● **Task brief**:
Your task is to output the entries below word for word.

Start The data

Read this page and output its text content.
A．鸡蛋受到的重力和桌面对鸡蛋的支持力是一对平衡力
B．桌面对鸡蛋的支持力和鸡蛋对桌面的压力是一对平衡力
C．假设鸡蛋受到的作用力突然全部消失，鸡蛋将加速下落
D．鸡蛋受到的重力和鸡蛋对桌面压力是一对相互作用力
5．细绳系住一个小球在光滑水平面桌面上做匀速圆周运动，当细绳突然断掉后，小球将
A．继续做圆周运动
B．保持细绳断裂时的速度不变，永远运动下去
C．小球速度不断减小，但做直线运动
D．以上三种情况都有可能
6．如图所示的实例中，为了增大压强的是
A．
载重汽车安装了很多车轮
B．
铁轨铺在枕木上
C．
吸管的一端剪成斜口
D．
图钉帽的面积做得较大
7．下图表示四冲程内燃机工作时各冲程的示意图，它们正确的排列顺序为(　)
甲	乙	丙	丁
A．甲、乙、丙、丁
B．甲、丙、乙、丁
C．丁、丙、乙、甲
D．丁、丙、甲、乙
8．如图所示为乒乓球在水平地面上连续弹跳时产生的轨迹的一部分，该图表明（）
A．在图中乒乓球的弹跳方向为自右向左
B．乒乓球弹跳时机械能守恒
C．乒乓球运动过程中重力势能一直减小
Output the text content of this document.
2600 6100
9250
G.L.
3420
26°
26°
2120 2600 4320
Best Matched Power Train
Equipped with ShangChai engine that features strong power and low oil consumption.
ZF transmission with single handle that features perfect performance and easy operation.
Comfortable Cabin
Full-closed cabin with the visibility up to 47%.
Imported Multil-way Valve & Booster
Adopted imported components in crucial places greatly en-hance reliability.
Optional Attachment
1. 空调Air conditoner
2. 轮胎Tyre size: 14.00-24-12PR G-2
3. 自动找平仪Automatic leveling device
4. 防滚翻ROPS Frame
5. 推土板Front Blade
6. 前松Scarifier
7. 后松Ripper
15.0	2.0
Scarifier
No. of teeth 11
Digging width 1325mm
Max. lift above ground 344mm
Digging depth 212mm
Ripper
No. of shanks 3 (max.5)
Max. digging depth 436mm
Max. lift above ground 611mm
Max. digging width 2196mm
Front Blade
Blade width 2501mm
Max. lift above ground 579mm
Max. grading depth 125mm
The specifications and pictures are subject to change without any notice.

End The data

● **Worked solution**:
Read this page and output its text content.
A．鸡蛋受到的重力和桌面对鸡蛋的支持力是一对平衡力
B．桌面对鸡蛋的支持力和鸡蛋对桌面的压力是一对平衡力
C．假设鸡蛋受到的作用力突然全部消失，鸡蛋将加速下落
D．鸡蛋受到的重力和鸡蛋对桌面压力是一对相互作用力
5．细绳系住一个小球在光滑水平面桌面上做匀速圆周运动，当细绳突然断掉后，小球将
A．继续做圆周运动
B．保持细绳断裂时的速度不变，永远运动下去
C．小球速度不断减小，但做直线运动
D．以上三种情况都有可能
6．如图所示的实例中，为了增大压强的是
A．
载重汽车安装了很多车轮
B．
铁轨铺在枕木上
C．
吸管的一端剪成斜口
D．
图钉帽的面积做得较大
7．下图表示四冲程内燃机工作时各冲程的示意图，它们正确的排列顺序为(　)
甲	乙	丙	丁
A．甲、乙、丙、丁
B．甲、丙、乙、丁
C．丁、丙、乙、甲
D．丁、丙、甲、乙
8．如图所示为乒乓球在水平地面上连续弹跳时产生的轨迹的一部分，该图表明（）
A．在图中乒乓球的弹跳方向为自右向左
B．乒乓球弹跳时机械能守恒
C．乒乓球运动过程中重力势能一直减小
Output the text content of this document.
2600 6100
9250
G.L.
3420
26°
26°
2120 2600 4320
Best Matched Power Train
Equipped with ShangChai engine that features strong power and low oil consumption.
ZF transmission with single handle that features perfect performance and easy operation.
Comfortable Cabin
Full-closed cabin with the visibility up to 47%.
Imported Multil-way Valve & Booster
Adopted imported components in crucial places greatly en-hance reliability.
Optional Attachment
1. 空调Air conditoner
2. 轮胎Tyre size: 14.00-24-12PR G-2
3. 自动找平仪Automatic leveling device
4. 防滚翻ROPS Frame
5. 推土板Front Blade
6. 前松Scarifier
7. 后松Ripper
15.0	2.0
Scarifier
No. of teeth 11
Digging width 1325mm
Max. lift above ground 344mm
Digging depth 212mm
Ripper
No. of shanks 3 (max.5)
Max. digging depth 436mm
Max. lift above ground 611mm
Max. digging width 2196mm
Front Blade
Blade width 2501mm
Max. lift above ground 579mm
Max. grading depth 125mm
The specifications and pictures are subject to change without any notice.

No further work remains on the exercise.